## [RECORDS FOR THIS TASK]
········

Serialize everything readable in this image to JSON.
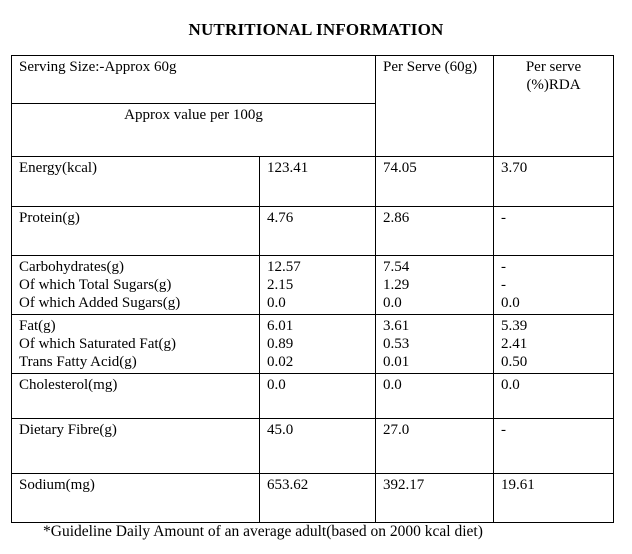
{
  "title": "NUTRITIONAL INFORMATION",
  "footer": "*Guideline Daily Amount of an average adult(based on 2000 kcal diet)",
  "colors": {
    "text": "#000000",
    "background": "#ffffff",
    "border": "#000000"
  },
  "table": {
    "header": {
      "serving_size": "Serving Size:-Approx 60g",
      "approx_value": "Approx value per 100g",
      "per_serve": "Per Serve (60g)",
      "rda_line1": "Per serve",
      "rda_line2": "(%)RDA"
    },
    "rows": [
      {
        "cells": [
          [
            "Energy(kcal)"
          ],
          [
            "123.41"
          ],
          [
            "74.05"
          ],
          [
            "3.70"
          ]
        ]
      },
      {
        "cells": [
          [
            "Protein(g)"
          ],
          [
            "4.76"
          ],
          [
            "2.86"
          ],
          [
            "-"
          ]
        ]
      },
      {
        "cells": [
          [
            "Carbohydrates(g)",
            "Of which Total Sugars(g)",
            "Of which Added Sugars(g)"
          ],
          [
            "12.57",
            "2.15",
            "0.0"
          ],
          [
            "7.54",
            "1.29",
            "0.0"
          ],
          [
            "-",
            "-",
            "0.0"
          ]
        ]
      },
      {
        "cells": [
          [
            "Fat(g)",
            "Of which Saturated Fat(g)",
            "Trans Fatty Acid(g)"
          ],
          [
            "6.01",
            "0.89",
            "0.02"
          ],
          [
            "3.61",
            "0.53",
            "0.01"
          ],
          [
            "5.39",
            "2.41",
            "0.50"
          ]
        ]
      },
      {
        "cells": [
          [
            "Cholesterol(mg)"
          ],
          [
            "0.0"
          ],
          [
            "0.0"
          ],
          [
            "0.0"
          ]
        ]
      },
      {
        "cells": [
          [
            "Dietary Fibre(g)"
          ],
          [
            "45.0"
          ],
          [
            "27.0"
          ],
          [
            "-"
          ]
        ]
      },
      {
        "cells": [
          [
            "Sodium(mg)"
          ],
          [
            "653.62"
          ],
          [
            "392.17"
          ],
          [
            "19.61"
          ]
        ]
      }
    ]
  }
}
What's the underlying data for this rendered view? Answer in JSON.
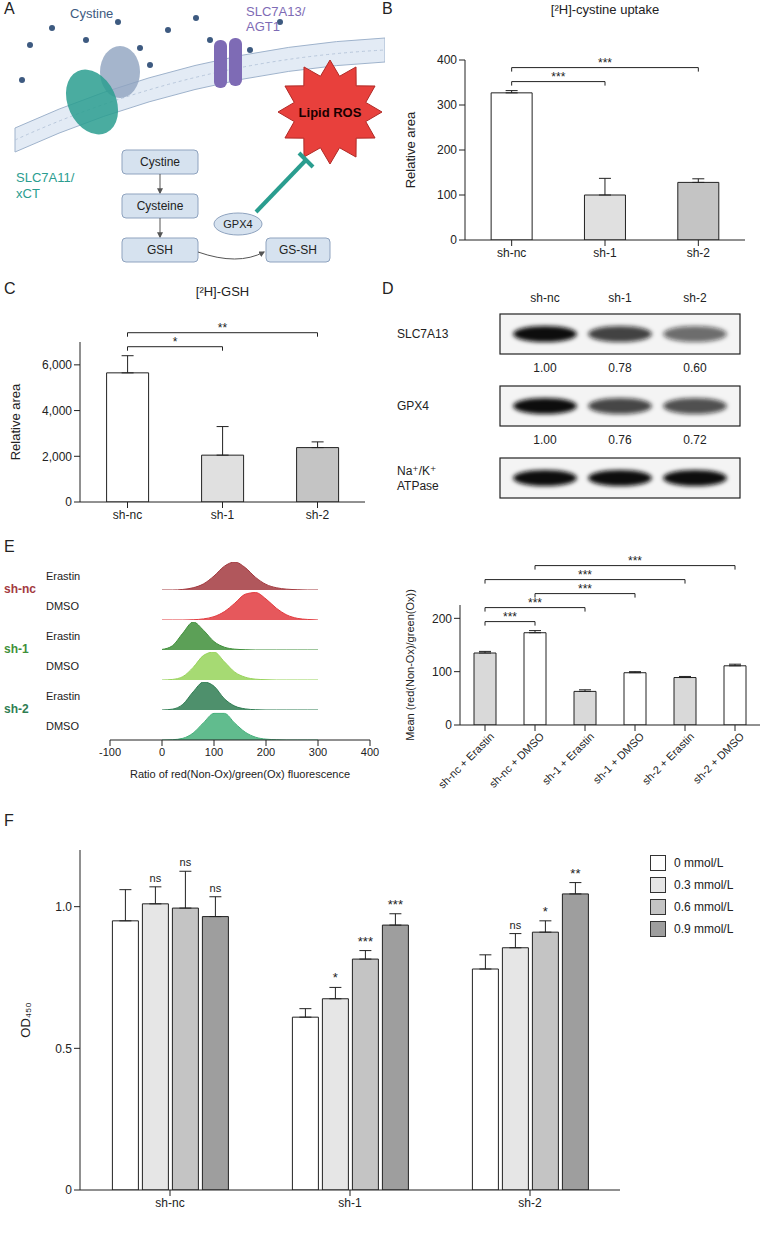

········

## [ABOUT THIS TASK]
Return every line from the entries above that contains the word "Approx".

## [ANSWER TO THIS PROBLEM]
      "serving_size": "Serving Size:-Approx 60g",
      "approx_value": "Approx value per 100g",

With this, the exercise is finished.